- _SET EXERCISE_
Which lines in the material below contain the word "предъ"? Copy each of them.

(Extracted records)

★ ★ ★ ★

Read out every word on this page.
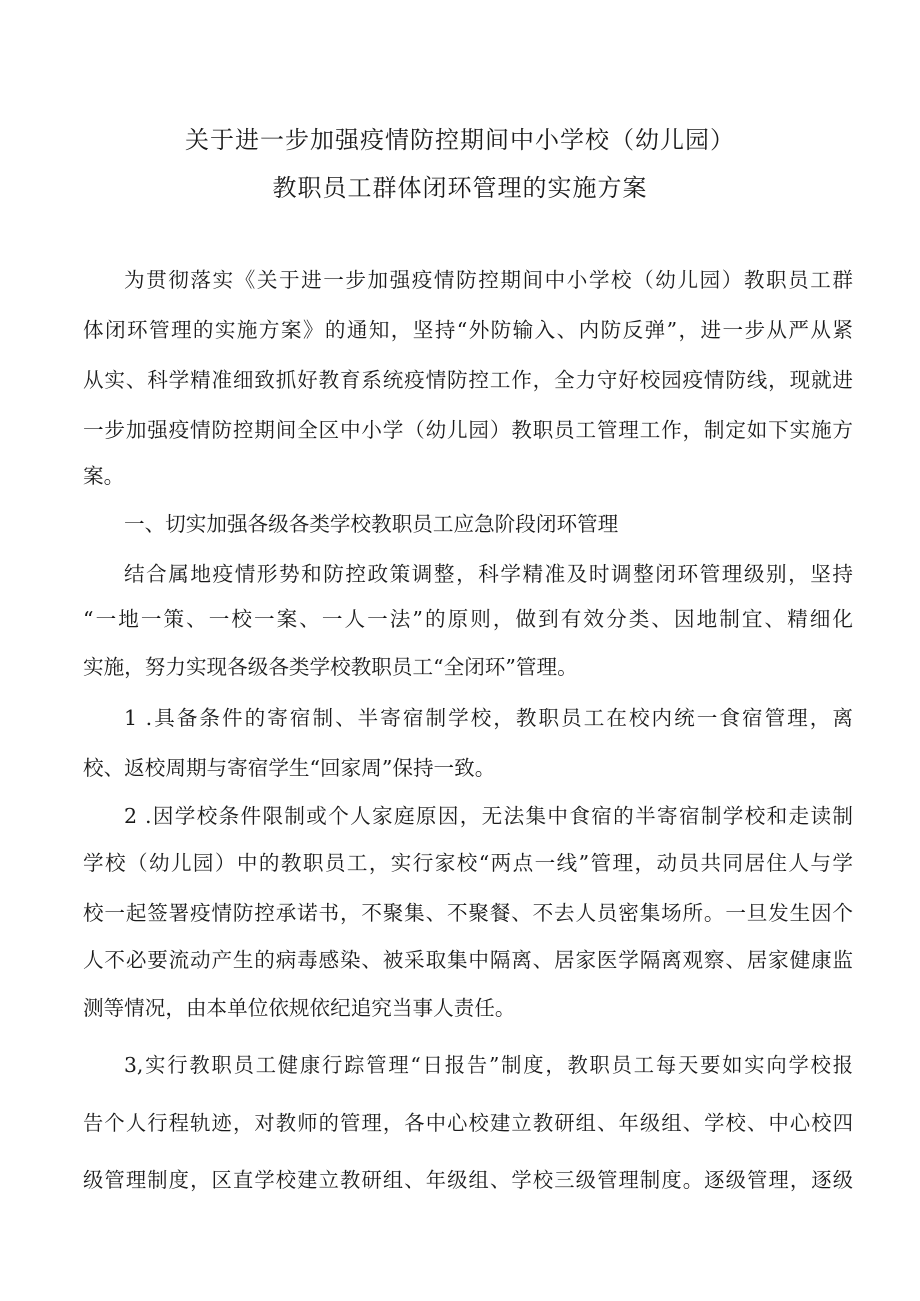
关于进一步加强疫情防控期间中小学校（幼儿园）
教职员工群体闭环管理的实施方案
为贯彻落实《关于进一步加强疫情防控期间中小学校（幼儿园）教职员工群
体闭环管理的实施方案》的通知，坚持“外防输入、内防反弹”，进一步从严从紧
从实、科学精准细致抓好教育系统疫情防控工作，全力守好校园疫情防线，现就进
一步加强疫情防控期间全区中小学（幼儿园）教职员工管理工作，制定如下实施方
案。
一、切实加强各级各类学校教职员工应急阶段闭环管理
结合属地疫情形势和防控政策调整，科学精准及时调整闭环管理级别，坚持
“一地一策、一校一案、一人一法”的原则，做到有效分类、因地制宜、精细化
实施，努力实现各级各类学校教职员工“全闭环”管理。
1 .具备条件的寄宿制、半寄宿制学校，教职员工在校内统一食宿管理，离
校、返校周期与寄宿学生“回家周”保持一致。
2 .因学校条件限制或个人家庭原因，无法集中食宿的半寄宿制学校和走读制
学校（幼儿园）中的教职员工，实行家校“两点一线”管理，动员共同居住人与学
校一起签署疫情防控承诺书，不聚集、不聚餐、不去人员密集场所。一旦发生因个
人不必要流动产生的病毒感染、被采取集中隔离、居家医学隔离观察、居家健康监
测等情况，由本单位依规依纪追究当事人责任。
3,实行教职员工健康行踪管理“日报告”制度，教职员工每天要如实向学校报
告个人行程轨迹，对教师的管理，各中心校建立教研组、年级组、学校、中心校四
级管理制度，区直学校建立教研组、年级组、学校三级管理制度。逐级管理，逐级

★ ★ ★ ★

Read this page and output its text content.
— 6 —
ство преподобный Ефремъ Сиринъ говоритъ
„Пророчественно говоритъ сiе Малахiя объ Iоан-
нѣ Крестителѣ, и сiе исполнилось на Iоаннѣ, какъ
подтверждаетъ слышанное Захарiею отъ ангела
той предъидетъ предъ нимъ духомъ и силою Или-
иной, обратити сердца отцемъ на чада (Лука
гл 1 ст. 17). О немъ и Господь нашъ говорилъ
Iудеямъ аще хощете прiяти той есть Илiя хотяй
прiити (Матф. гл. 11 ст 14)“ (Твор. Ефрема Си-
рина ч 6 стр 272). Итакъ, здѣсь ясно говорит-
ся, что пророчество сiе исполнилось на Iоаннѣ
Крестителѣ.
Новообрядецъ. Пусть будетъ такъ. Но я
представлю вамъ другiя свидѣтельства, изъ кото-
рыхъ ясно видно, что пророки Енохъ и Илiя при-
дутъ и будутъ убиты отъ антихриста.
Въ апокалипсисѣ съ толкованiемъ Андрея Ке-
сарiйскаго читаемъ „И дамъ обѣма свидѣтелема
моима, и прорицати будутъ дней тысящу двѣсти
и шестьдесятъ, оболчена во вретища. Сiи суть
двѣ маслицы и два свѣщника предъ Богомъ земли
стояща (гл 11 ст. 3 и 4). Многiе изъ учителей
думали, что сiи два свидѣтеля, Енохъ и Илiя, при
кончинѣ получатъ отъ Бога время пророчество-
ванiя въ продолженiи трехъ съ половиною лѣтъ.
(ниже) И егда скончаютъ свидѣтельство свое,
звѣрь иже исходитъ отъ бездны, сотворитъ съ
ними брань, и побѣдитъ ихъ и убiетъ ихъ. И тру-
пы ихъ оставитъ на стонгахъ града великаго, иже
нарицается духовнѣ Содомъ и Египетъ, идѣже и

★ ★ ★ ★

- _CORRECT OUTPUT_
той предъидетъ предъ нимъ духомъ и силою Или-
двѣ маслицы и два свѣщника предъ Богомъ земли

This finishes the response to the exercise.